## Task to carry out:
Pick out every line in the data below that holds "materialstoday".

## Recorded data:
******
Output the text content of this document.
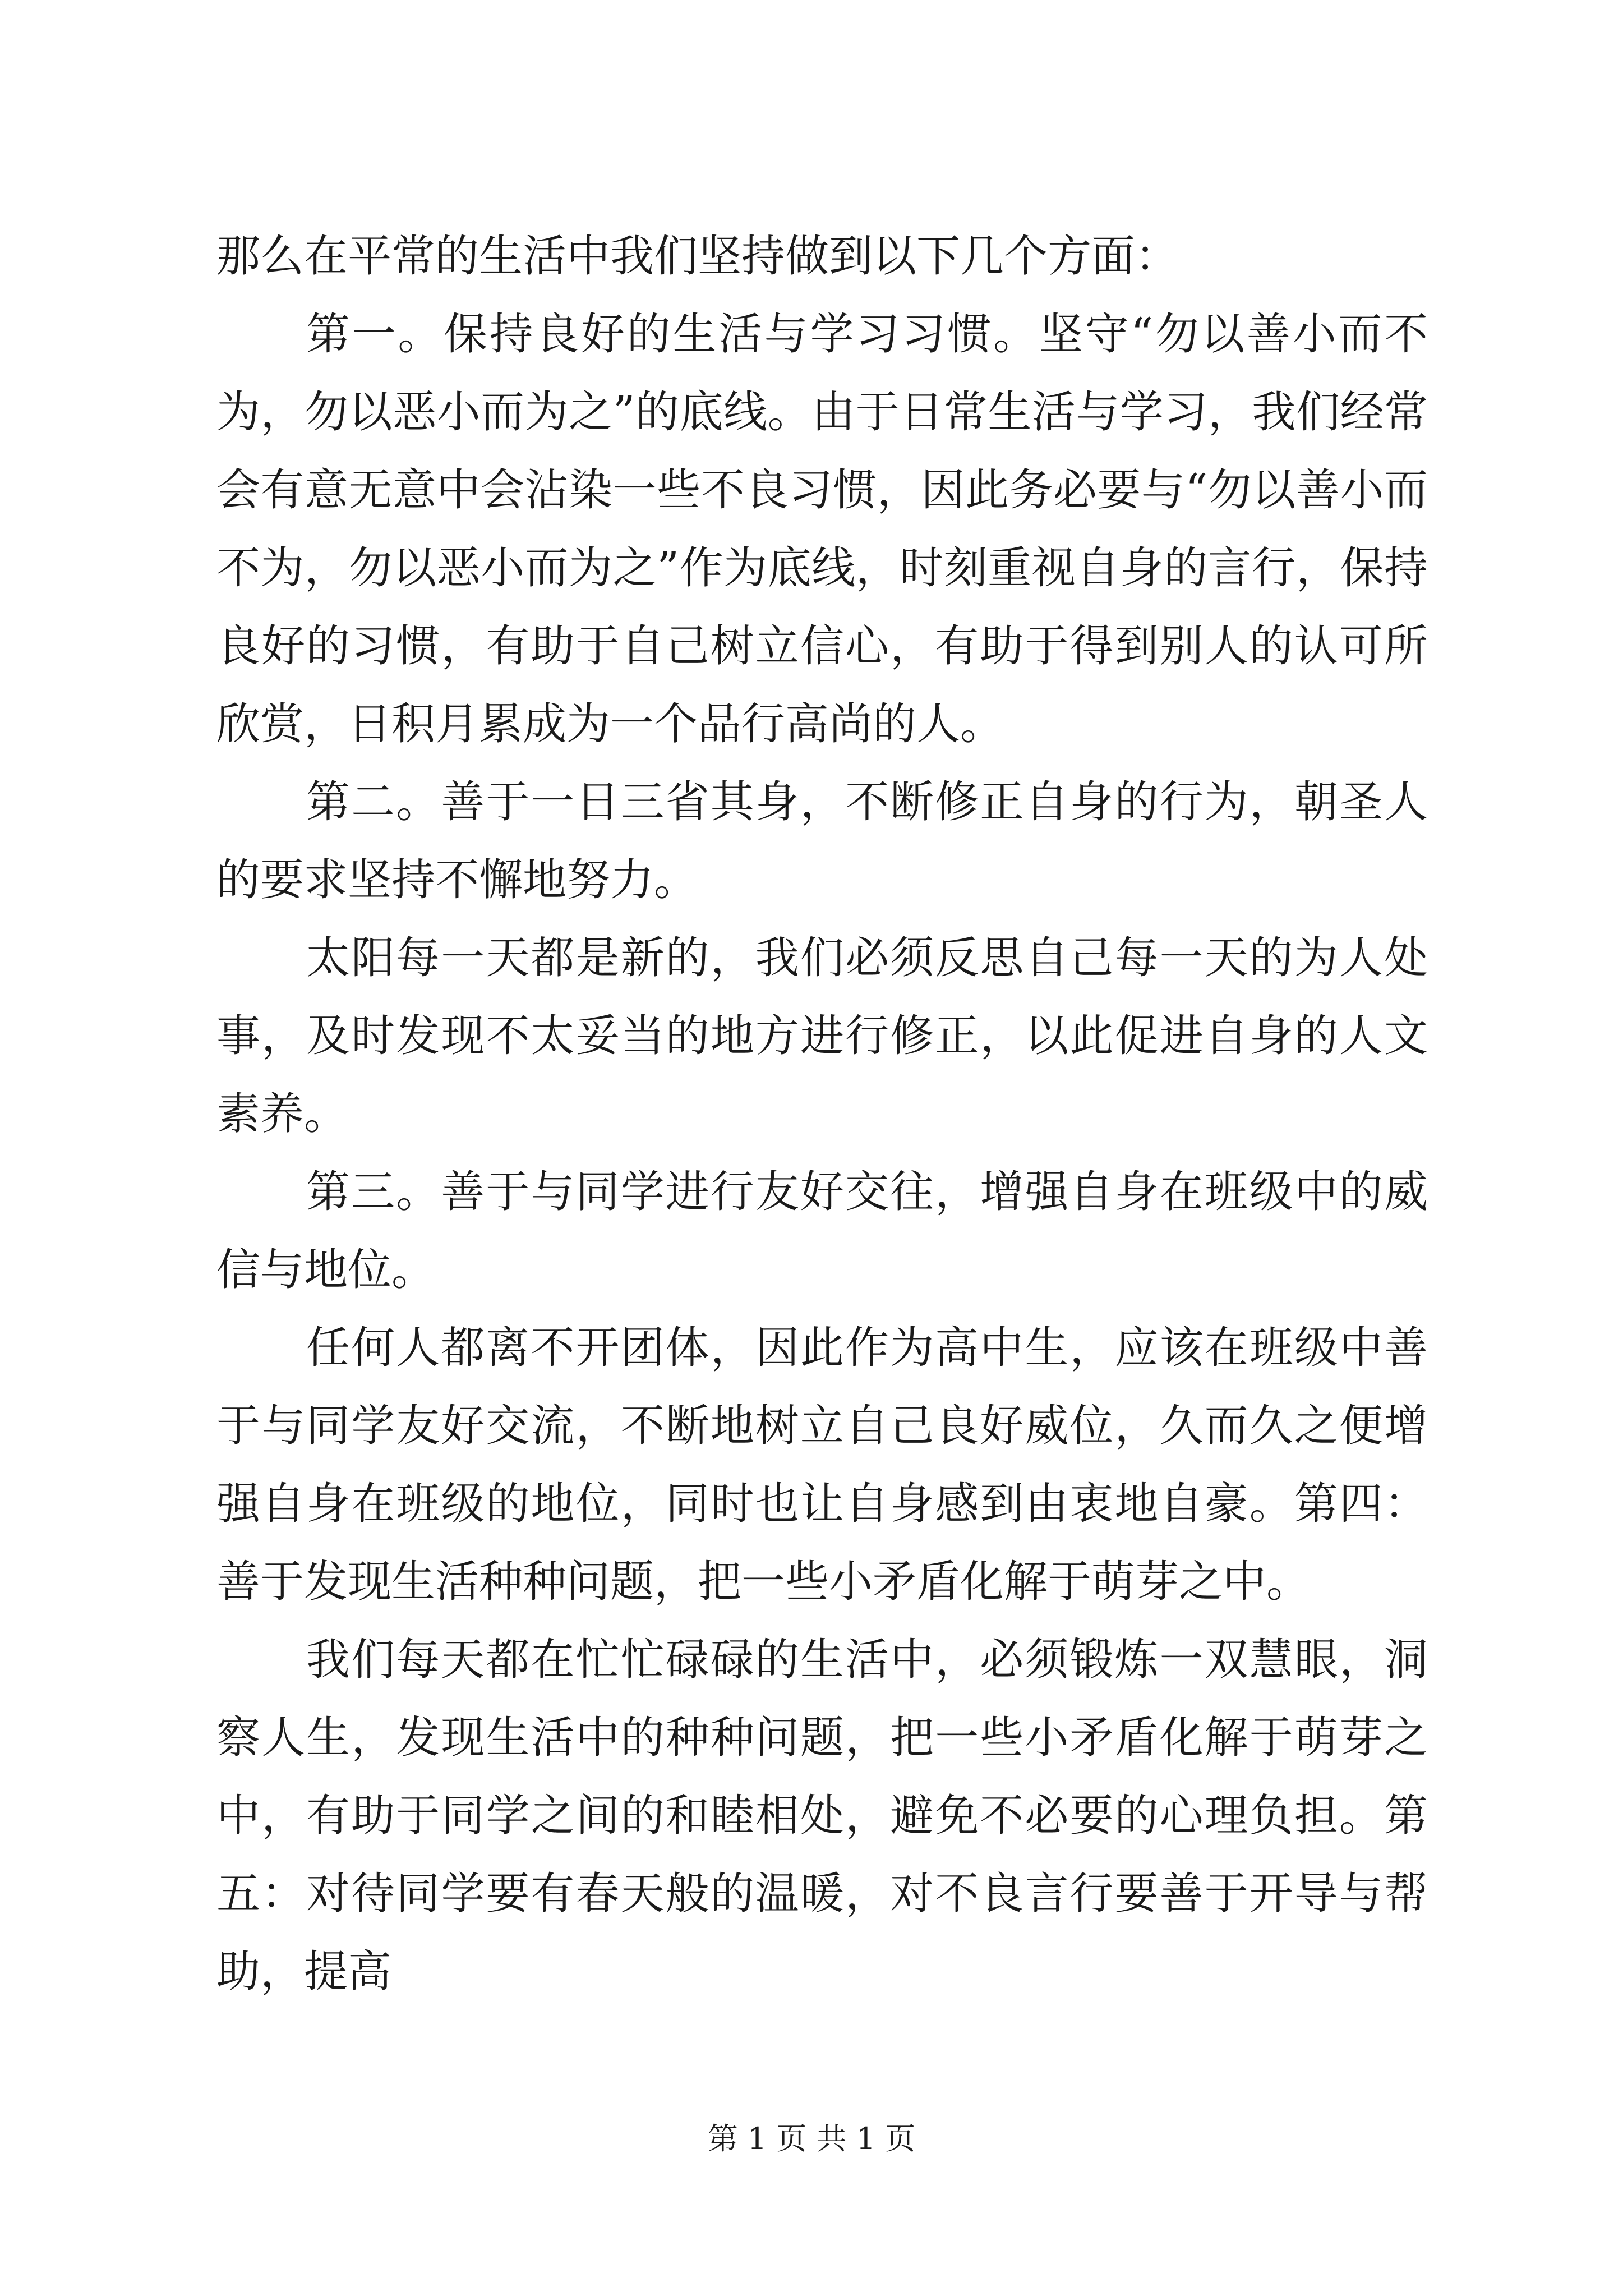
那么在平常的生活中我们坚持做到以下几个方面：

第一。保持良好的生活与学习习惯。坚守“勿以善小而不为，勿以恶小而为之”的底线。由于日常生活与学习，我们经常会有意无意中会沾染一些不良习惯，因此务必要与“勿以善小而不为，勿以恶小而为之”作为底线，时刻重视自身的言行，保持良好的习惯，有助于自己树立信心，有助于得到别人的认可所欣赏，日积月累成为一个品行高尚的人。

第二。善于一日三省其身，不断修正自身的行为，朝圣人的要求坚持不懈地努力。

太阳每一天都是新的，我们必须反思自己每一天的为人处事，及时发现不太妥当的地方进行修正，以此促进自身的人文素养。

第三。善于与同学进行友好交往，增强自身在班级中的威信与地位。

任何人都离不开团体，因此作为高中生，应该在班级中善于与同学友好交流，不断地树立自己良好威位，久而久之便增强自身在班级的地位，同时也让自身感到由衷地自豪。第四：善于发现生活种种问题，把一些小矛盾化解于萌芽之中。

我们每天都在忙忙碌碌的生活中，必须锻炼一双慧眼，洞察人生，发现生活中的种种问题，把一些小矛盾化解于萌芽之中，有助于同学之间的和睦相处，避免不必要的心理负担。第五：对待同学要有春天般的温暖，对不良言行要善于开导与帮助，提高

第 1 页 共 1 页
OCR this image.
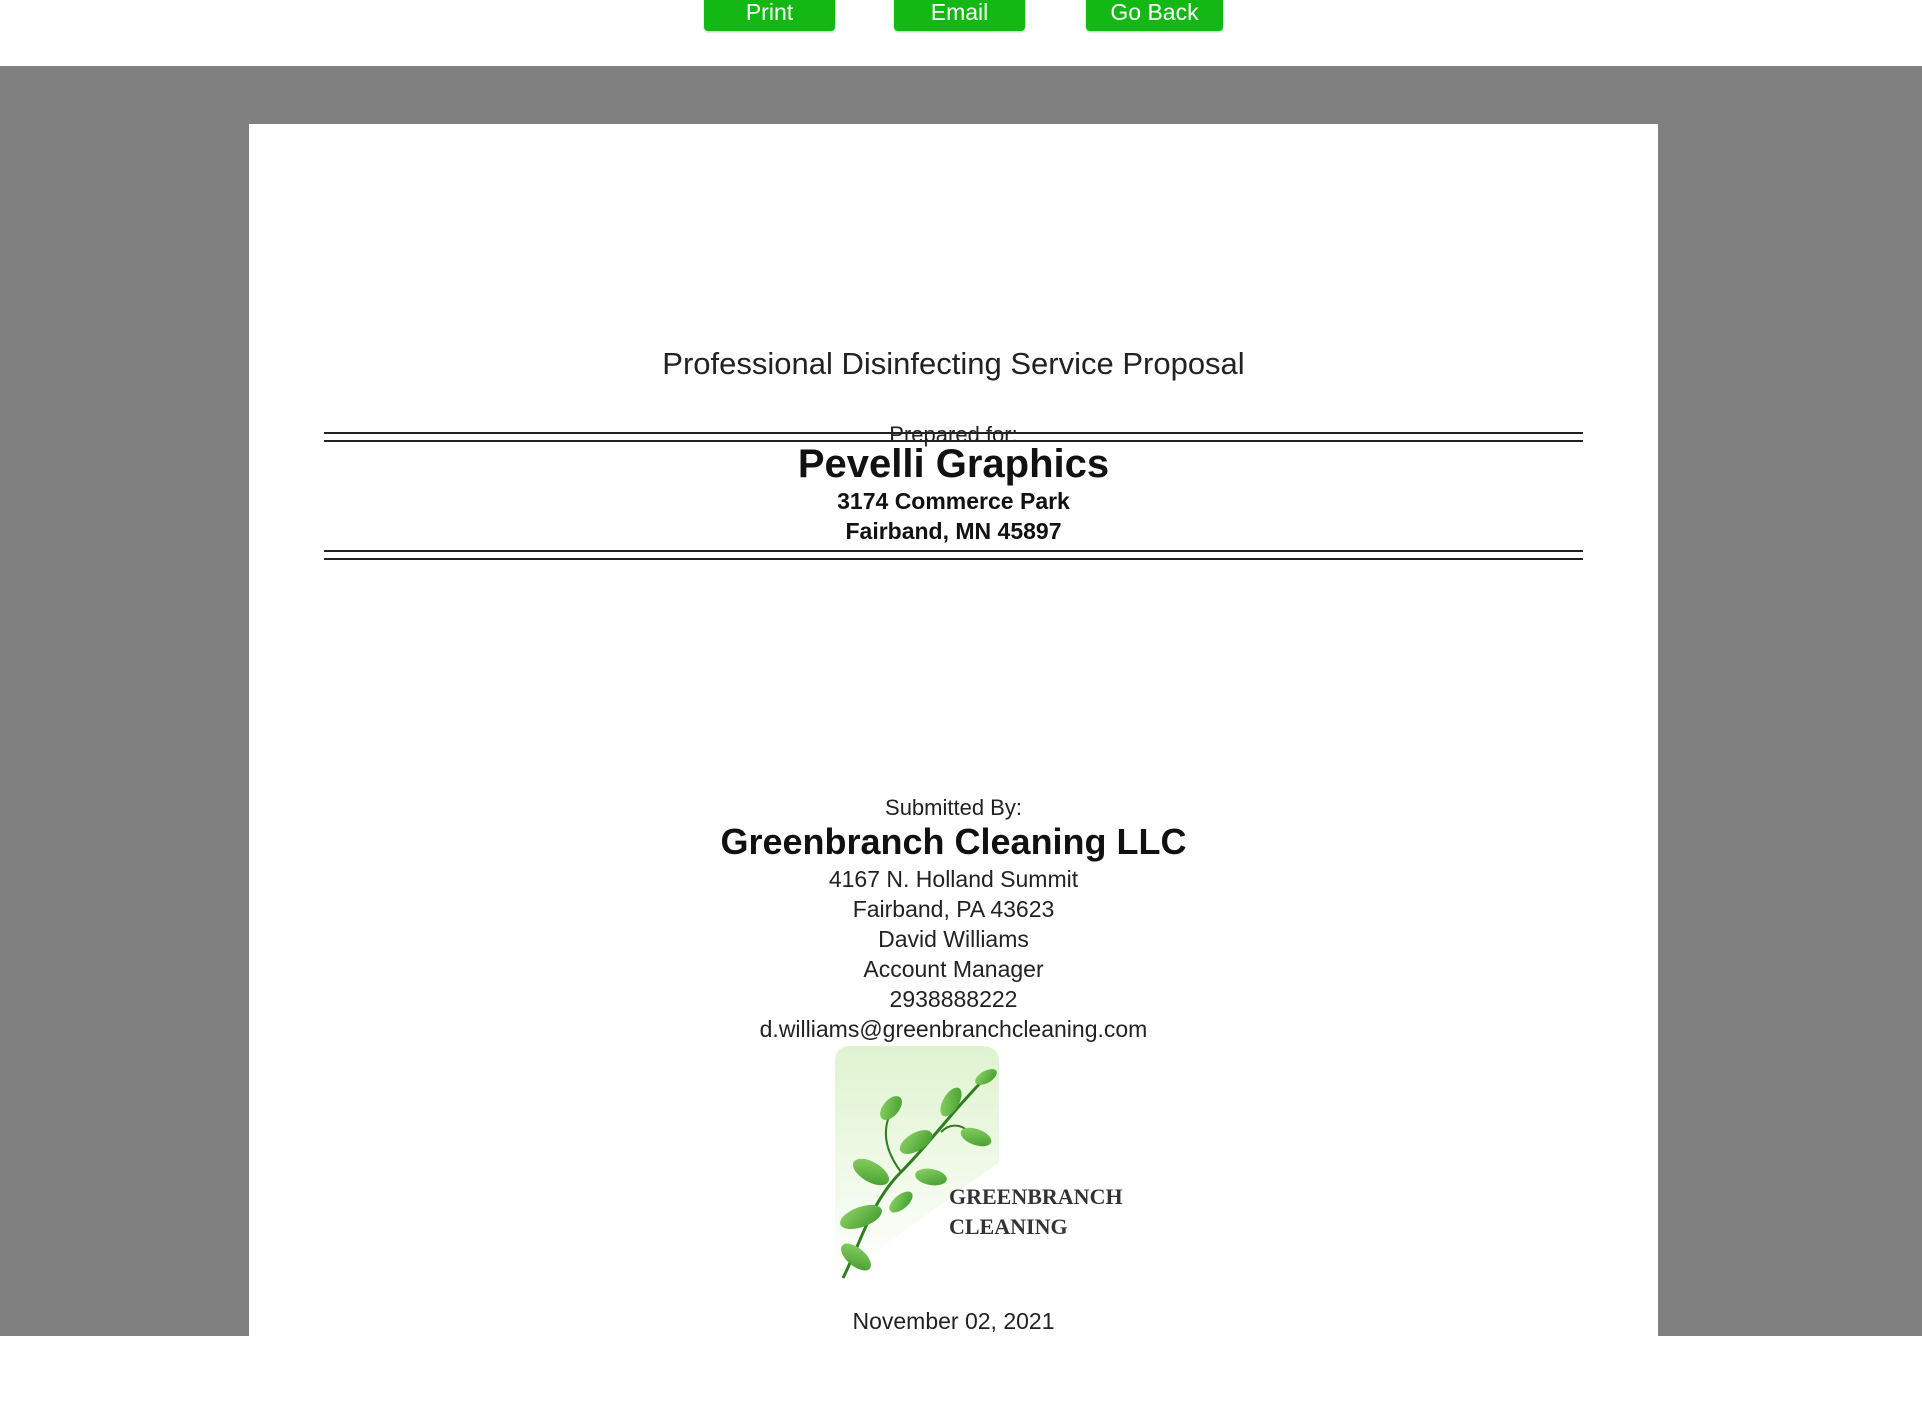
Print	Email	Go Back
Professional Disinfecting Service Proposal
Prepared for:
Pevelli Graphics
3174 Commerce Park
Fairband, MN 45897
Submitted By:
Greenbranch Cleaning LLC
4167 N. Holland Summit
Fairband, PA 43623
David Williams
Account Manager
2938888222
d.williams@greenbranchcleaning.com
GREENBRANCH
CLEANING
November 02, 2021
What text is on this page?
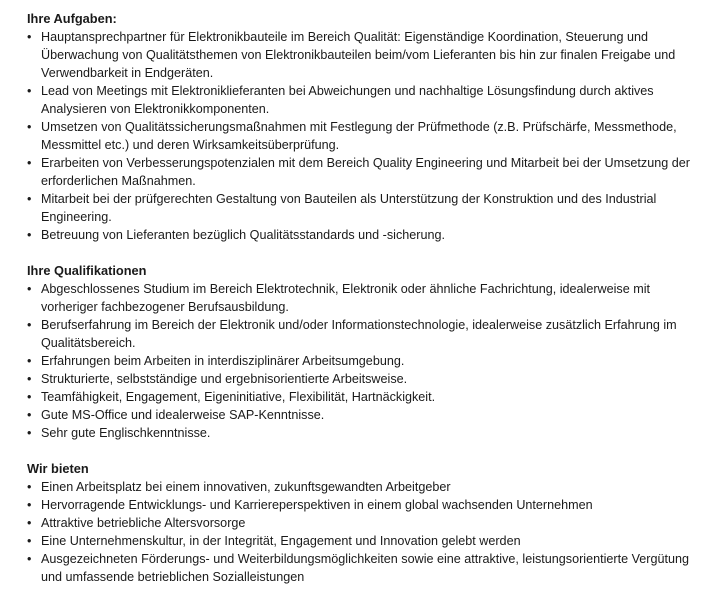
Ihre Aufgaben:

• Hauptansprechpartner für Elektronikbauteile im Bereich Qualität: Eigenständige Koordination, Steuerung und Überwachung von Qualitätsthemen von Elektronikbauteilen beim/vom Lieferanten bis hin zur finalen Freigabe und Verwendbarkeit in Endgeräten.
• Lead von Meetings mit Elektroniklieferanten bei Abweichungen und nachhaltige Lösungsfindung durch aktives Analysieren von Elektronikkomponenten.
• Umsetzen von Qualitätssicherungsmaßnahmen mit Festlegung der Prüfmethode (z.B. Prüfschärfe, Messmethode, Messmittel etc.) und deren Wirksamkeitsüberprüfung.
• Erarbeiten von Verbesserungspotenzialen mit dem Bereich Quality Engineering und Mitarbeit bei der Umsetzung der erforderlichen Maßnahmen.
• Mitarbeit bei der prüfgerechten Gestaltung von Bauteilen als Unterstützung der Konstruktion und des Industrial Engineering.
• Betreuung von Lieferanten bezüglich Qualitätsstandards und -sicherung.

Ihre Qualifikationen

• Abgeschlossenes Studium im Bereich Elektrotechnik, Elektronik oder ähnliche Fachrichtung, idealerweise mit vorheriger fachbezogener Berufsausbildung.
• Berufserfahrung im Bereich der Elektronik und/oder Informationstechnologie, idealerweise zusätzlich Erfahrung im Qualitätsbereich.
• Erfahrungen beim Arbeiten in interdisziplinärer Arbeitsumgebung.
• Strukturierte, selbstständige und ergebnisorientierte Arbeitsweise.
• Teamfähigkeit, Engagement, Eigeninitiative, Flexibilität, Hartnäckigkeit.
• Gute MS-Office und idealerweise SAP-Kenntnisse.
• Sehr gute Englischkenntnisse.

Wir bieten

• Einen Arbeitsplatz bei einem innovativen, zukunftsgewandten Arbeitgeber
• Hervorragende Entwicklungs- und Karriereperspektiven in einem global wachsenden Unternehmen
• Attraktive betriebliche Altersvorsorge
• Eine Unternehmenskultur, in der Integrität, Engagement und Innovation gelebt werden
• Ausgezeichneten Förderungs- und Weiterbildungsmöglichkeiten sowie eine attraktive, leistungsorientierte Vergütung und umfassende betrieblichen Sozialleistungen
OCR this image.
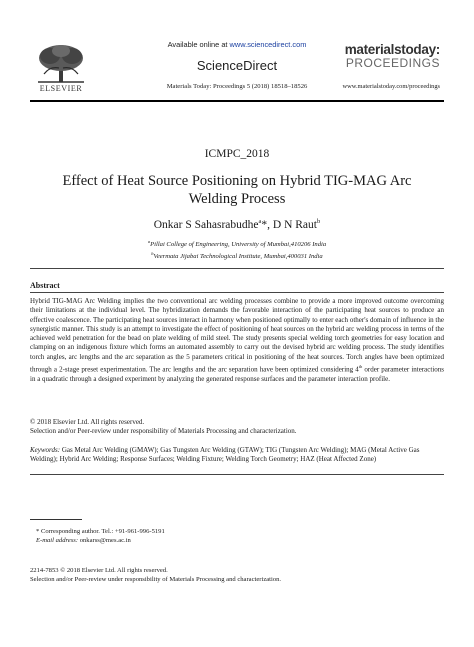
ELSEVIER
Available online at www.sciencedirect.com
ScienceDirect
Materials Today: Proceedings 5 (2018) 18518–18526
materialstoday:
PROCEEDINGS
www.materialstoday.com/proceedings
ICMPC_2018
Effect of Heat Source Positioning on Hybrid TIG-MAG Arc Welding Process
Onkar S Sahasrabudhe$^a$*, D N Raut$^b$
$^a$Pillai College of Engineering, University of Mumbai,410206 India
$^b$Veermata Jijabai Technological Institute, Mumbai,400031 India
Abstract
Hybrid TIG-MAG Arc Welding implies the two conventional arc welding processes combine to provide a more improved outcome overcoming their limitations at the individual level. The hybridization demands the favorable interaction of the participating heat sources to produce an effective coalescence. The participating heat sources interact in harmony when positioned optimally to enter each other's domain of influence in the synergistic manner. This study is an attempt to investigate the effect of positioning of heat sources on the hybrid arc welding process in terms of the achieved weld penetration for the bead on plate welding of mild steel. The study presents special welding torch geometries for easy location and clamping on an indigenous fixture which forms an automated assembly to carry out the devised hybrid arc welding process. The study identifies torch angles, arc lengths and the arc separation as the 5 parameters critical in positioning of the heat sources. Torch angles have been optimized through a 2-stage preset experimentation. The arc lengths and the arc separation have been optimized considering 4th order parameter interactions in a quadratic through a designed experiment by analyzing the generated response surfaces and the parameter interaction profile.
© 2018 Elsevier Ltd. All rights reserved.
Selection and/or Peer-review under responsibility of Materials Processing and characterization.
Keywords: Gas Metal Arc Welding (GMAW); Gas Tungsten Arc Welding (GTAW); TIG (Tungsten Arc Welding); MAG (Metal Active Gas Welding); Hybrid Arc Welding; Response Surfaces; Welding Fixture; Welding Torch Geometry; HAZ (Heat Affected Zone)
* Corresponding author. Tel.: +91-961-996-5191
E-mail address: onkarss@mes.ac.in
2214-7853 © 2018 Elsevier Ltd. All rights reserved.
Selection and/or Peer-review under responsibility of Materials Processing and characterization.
******
## Result:
materialstoday:
www.materialstoday.com/proceedings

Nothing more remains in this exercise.